** DIRECTION 1 **
Name every judge listed on the coram in the court case header below.
** DIRECTION 2 **
Write the next part of the court case header below, picking up after its final line.

** EXTRACT TO READ **
::::::

Meshack Ochieng T/A Mecko Enterprises v Chairman Board of GovernorsNg’iya Girls High School,Principal Secretary, Ministry of Education,Attorney General,Secretary Cordinator Economic Stimulus Programme Public Works & Cabinet Secretary, National Treasury [2018] KECA 88 (KLR)
Full Case Text
IN THE COURT OF APPEAL
AT NAIROBI
(CORAM: GITHINJI, VISRAM & KIAGE, JJ.A)
CIVIL APPEAL (APPLICATION) NO. 54 OF 2015
BETWEEN
MESHACK OCHIENG T/A MECKO ENTERPRISES.............. APPLICANT
AND
CHAIRMAN BOARD OF GOVERNORS
NG’IYA GIRLS HIGH SCHOOL ......................................1STRESPONDENT
THE PRINCIPAL SECRETARY,
MINISTRY OF EDUCATION .......................................... 2NDRESPONDENT
ATTORNEY GENERAL.....................................................3RDRESPONDENT
SECRETARY CORDINATOR ECONOMIC
STIMULUS PROGRAMME PUBLIC WORKS..................4THAPPLICANT
CABINET SECRETARY, NATIONAL TREASURY........... 5THAPPLICANT
(Appeal from the ruling and order of the Court of Kenya at Nairobi (Hon. Lady Justice J. Kamau) dated 19thDecember, 2014
in
Misc. Civil Appln. No. 445 of 2013)

::::::

** EXTRACTED MATERIAL **
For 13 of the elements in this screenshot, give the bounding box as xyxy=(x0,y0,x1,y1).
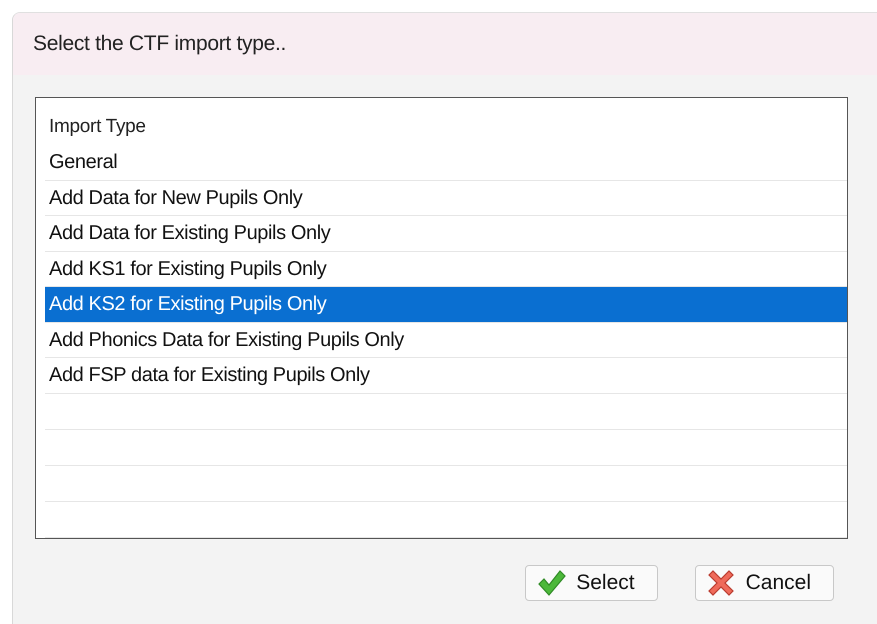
list-row[interactable]: Add Phonics Data for Existing Pupils Only xyxy=(45,322,847,358)
list-row[interactable]: Add KS2 for Existing Pupils Only xyxy=(45,287,847,323)
list-row[interactable]: Add FSP data for Existing Pupils Only xyxy=(45,358,847,394)
window-title: Select the CTF import type.. xyxy=(33,32,286,56)
checkmark-icon xyxy=(536,568,566,598)
cancel-button[interactable]: Cancel xyxy=(694,565,834,601)
cross-icon xyxy=(706,568,736,598)
list-row[interactable]: Add Data for New Pupils Only xyxy=(45,180,847,216)
column-header[interactable]: Import Type xyxy=(49,116,146,138)
list-row[interactable]: Add Data for Existing Pupils Only xyxy=(45,216,847,252)
list-view[interactable] xyxy=(35,97,848,539)
select-button[interactable]: Select xyxy=(525,565,658,601)
list-row[interactable]: General xyxy=(45,145,847,181)
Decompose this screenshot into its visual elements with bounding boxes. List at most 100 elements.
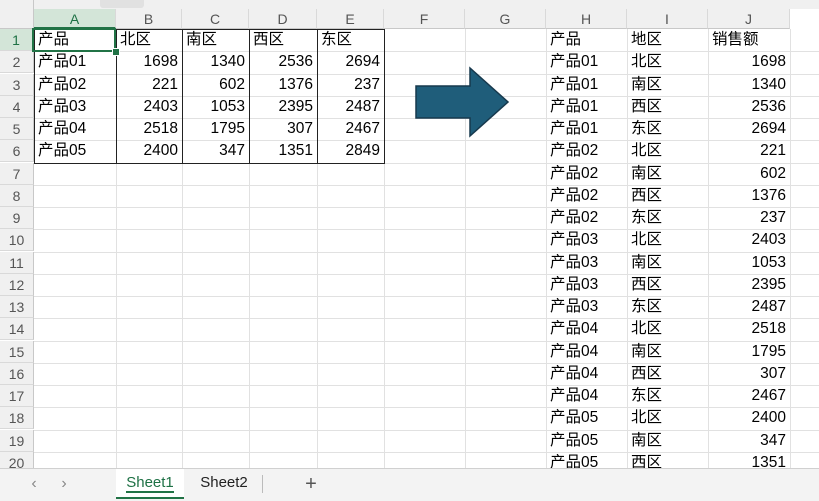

::::::

** TASK RESPONSE 1 **
Githinji, Visram and Kiage

** TASK RESPONSE 2 **
***************************
RULING OF THE COURT
The application before us is a strange one. Expressed as brought under Rule 35(1) of the Court of Appeal Rules, by Meshack Ochieng T/a Mecko Enterprises who was the 1st respondent in CivilAppeal No. 54 of 2015, it seeks orders;
“1. That, the 2nd, 3rd, 4thand 5threspondents herein in order (3) are hereby ordered to settle interest of late payment of Kshs. 32,616,629. 80 to Meshack Ochieng’ the 1strespondent herein payable within thirty (30) days from the date hereof with interest at the rate of 20. 5% in full payment.
2. Cost of application and appeal be awarded to the applicant.
3. The court to certify the matter as urgent.”
The first of those orders seeks a substantial determination in the question of interest for late payment of a decretal sum which the applicant computes at Kshs 32,616,629. 8, which should then attract further interest at 20. 5% per annum until payment in full.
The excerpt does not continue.